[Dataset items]
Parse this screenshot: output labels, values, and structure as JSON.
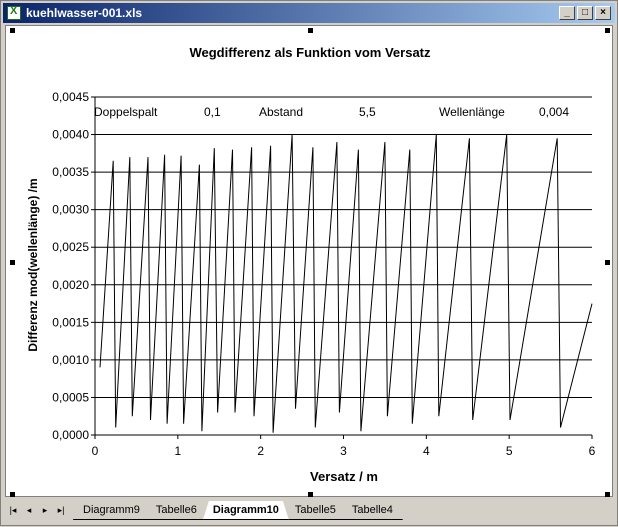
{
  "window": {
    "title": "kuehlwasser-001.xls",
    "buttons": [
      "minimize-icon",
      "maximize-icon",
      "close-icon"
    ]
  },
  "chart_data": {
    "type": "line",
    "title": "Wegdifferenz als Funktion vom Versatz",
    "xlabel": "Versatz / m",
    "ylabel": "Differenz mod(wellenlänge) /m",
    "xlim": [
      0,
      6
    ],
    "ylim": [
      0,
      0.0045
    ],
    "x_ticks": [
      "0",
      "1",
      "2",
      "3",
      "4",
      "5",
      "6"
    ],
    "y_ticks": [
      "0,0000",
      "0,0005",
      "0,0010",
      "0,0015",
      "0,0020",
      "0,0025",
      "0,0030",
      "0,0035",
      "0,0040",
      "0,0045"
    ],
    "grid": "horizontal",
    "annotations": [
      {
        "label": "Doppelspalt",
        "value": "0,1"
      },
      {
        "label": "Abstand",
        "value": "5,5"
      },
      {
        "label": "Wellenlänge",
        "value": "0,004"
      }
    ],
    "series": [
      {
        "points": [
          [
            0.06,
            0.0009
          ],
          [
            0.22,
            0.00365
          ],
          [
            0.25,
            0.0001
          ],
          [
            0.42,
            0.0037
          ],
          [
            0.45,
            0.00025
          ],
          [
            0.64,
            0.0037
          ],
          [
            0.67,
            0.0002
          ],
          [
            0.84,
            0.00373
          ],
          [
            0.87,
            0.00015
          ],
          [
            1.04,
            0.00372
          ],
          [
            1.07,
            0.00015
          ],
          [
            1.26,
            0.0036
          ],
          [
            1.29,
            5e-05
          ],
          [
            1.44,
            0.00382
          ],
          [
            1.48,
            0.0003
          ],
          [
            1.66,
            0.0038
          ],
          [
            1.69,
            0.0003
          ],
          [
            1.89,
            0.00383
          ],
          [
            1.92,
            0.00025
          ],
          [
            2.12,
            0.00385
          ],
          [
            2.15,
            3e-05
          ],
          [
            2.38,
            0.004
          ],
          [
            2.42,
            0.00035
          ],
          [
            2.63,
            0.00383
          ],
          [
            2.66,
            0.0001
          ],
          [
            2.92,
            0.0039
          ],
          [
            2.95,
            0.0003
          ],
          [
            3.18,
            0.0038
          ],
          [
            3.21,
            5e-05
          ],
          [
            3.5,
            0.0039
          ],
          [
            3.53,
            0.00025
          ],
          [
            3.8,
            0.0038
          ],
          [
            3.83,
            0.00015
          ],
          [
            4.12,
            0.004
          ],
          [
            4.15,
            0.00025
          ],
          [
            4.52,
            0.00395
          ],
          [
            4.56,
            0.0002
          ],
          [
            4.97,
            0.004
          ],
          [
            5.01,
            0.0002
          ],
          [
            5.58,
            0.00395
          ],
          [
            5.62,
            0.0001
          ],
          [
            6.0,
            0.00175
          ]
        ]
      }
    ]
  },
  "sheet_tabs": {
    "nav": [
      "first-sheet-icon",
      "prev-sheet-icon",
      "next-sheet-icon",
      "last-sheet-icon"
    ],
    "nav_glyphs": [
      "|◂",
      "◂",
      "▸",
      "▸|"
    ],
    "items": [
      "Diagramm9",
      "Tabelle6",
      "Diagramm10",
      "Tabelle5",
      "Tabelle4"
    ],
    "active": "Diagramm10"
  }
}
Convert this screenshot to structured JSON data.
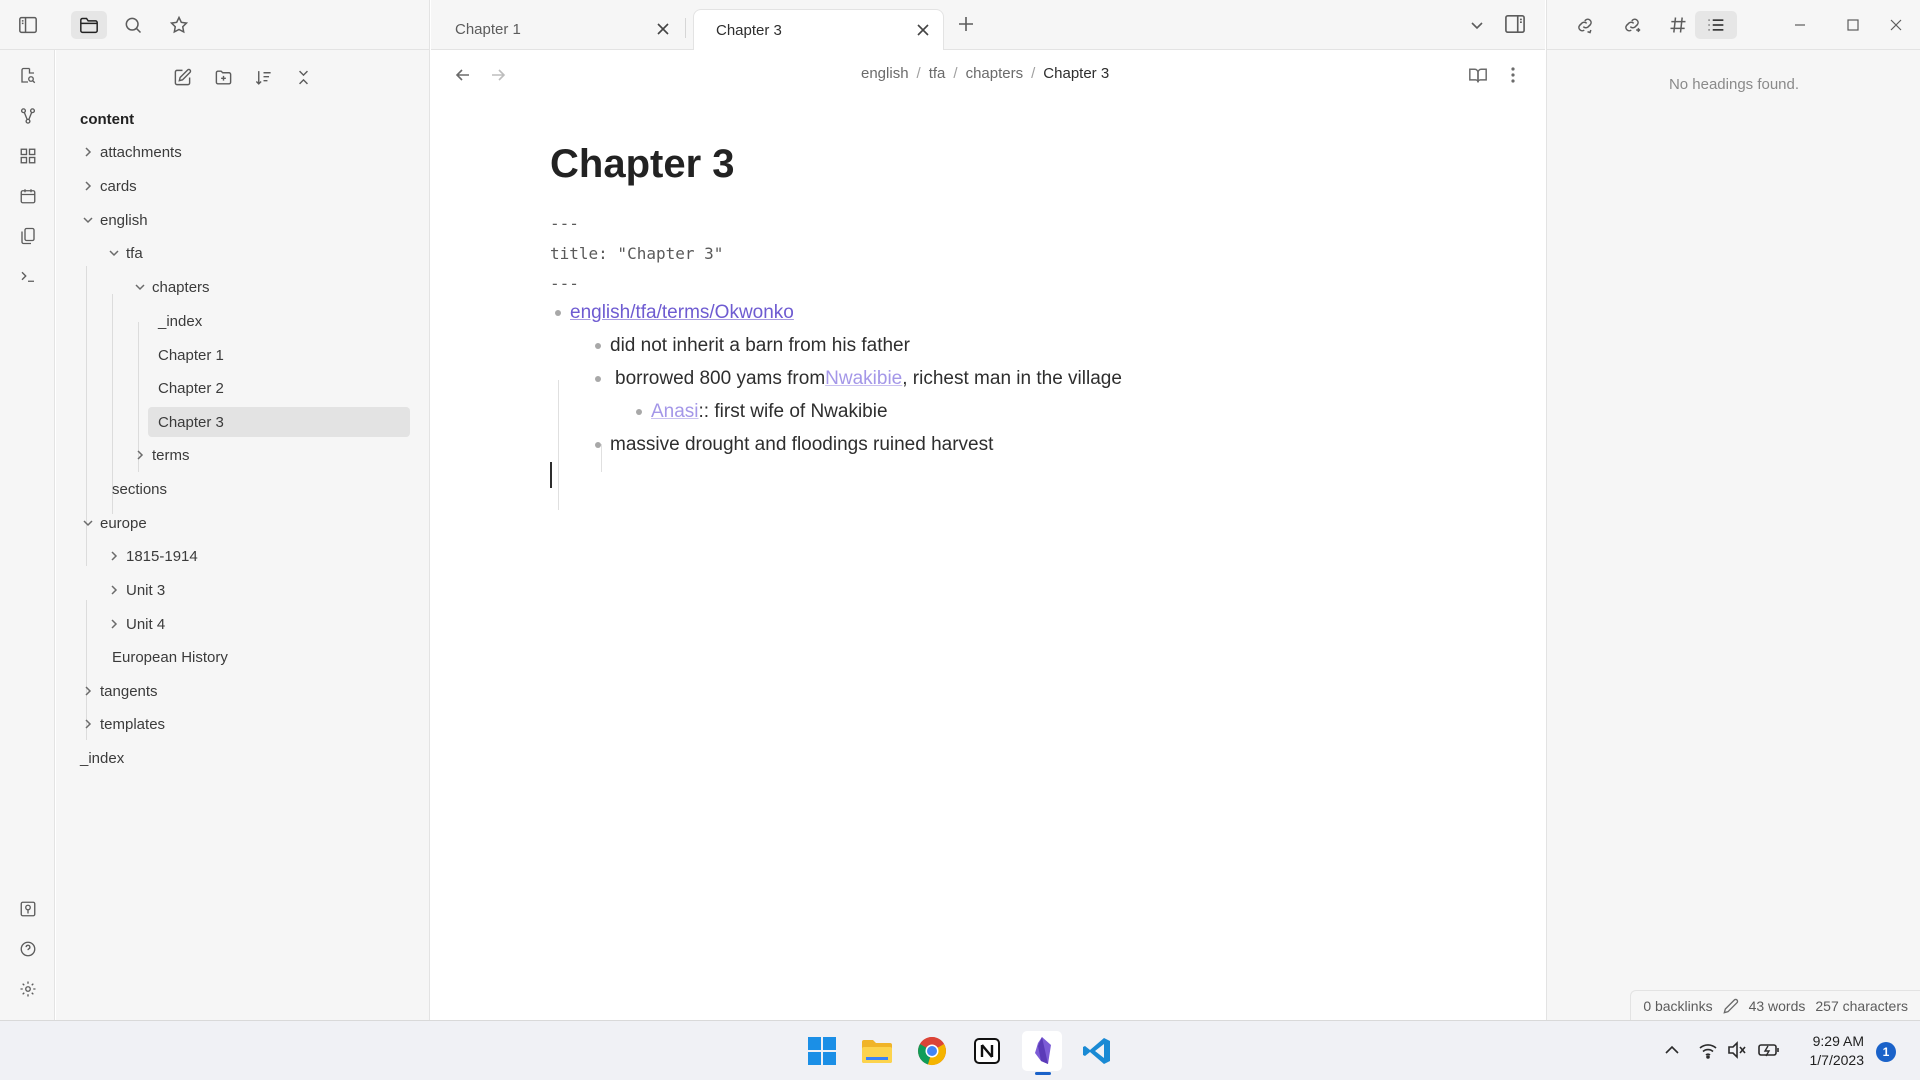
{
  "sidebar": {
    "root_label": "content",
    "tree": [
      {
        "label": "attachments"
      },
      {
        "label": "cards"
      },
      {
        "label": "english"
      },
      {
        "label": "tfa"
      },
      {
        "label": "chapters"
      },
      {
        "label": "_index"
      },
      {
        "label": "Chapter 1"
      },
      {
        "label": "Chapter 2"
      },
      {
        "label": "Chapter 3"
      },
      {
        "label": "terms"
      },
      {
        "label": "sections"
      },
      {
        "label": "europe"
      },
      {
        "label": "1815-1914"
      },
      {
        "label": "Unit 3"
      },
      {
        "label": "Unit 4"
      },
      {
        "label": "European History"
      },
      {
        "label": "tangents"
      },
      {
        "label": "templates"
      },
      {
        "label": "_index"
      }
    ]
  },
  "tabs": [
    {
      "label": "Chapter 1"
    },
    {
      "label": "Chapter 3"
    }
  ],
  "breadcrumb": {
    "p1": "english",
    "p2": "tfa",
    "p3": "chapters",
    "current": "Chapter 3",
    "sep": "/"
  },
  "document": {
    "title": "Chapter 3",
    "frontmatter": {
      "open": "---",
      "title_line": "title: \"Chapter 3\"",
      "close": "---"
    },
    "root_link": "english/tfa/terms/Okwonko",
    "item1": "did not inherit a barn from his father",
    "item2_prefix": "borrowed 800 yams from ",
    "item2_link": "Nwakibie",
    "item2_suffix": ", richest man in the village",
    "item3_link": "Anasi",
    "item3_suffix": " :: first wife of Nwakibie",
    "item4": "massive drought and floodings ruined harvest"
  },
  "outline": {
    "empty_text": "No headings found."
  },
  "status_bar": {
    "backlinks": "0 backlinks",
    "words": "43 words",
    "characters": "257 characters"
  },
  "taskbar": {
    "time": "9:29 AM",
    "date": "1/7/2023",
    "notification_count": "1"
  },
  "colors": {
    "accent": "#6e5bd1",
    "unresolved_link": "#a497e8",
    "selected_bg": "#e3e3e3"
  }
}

---

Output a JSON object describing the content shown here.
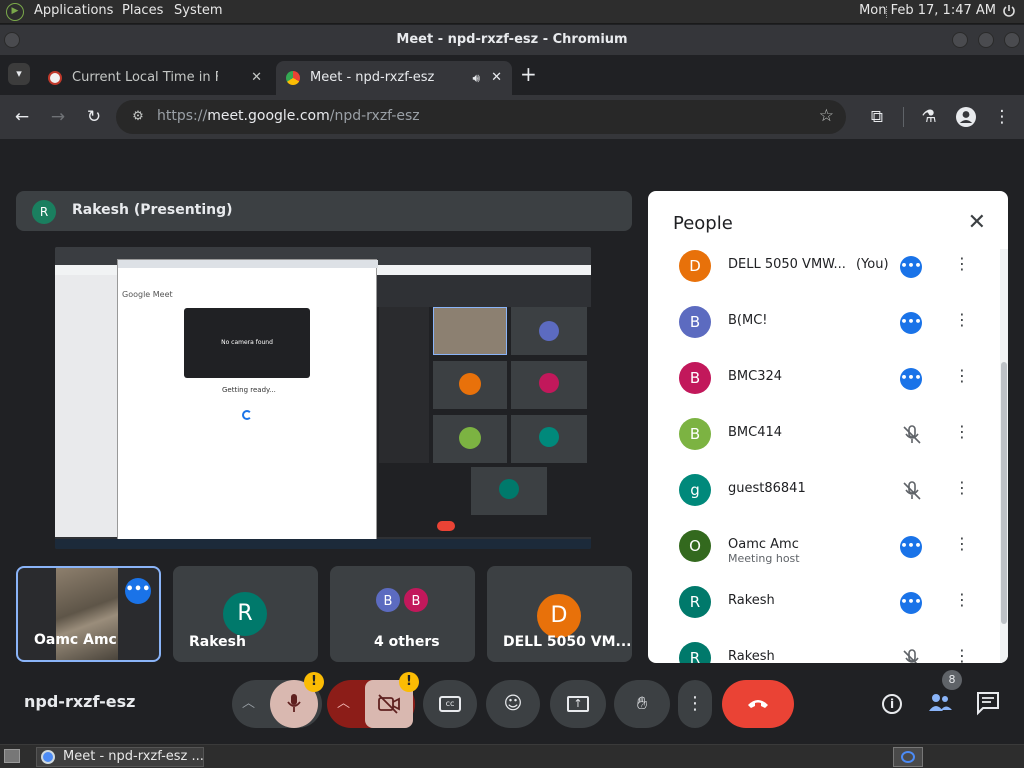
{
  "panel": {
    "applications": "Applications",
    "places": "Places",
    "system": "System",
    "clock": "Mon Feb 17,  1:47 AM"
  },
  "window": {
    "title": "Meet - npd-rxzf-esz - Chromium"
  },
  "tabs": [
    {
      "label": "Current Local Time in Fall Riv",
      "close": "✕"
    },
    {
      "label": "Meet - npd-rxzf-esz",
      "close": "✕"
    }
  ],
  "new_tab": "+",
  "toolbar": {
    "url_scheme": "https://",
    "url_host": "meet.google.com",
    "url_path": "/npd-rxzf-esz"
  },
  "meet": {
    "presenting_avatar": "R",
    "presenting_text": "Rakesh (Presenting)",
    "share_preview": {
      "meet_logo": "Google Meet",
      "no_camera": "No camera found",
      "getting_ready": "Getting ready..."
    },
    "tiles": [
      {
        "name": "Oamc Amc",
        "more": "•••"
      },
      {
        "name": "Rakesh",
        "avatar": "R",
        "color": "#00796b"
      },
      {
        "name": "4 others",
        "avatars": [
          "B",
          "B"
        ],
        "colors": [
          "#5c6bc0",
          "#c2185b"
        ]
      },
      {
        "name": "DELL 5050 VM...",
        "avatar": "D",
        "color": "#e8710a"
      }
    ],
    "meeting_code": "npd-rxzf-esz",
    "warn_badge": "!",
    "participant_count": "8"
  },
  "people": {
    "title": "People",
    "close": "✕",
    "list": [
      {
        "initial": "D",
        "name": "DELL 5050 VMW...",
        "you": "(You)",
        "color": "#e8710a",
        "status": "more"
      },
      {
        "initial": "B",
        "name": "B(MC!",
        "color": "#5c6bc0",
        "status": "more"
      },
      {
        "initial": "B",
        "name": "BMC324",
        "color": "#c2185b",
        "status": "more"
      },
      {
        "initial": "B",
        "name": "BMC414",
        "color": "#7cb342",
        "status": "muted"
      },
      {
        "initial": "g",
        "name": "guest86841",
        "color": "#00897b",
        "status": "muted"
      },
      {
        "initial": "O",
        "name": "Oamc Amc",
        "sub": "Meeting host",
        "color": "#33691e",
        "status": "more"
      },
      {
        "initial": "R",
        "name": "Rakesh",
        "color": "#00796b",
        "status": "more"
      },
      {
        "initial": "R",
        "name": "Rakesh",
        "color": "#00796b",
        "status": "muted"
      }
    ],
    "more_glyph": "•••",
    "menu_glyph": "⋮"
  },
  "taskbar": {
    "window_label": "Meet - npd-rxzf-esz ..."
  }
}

---

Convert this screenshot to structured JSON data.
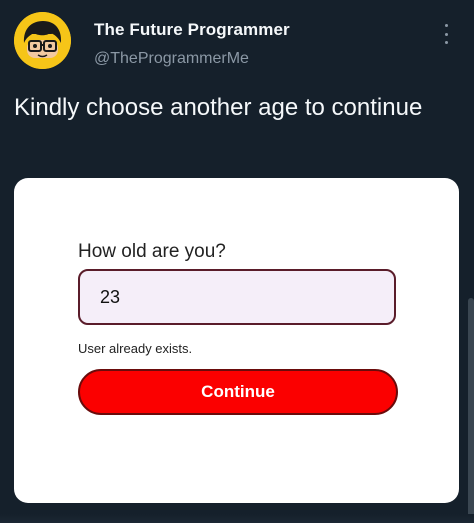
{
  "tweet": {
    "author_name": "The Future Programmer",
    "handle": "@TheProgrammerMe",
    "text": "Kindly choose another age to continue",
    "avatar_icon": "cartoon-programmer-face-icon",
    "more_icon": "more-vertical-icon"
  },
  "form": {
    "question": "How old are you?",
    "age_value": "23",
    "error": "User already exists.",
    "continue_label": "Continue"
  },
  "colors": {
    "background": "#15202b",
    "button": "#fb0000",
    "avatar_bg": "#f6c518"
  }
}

#### [WHAT IS EXPECTED]
Gather all lines with the string "JSON" from the data.

#### [OUTPUT FOR THIS TASK]
Parse this screenshot: output labels, values, and structure as JSON.
Convert this screenshot to structured JSON data.
Output a JSON object describing the content shown here.
Convert this screenshot to structured JSON data.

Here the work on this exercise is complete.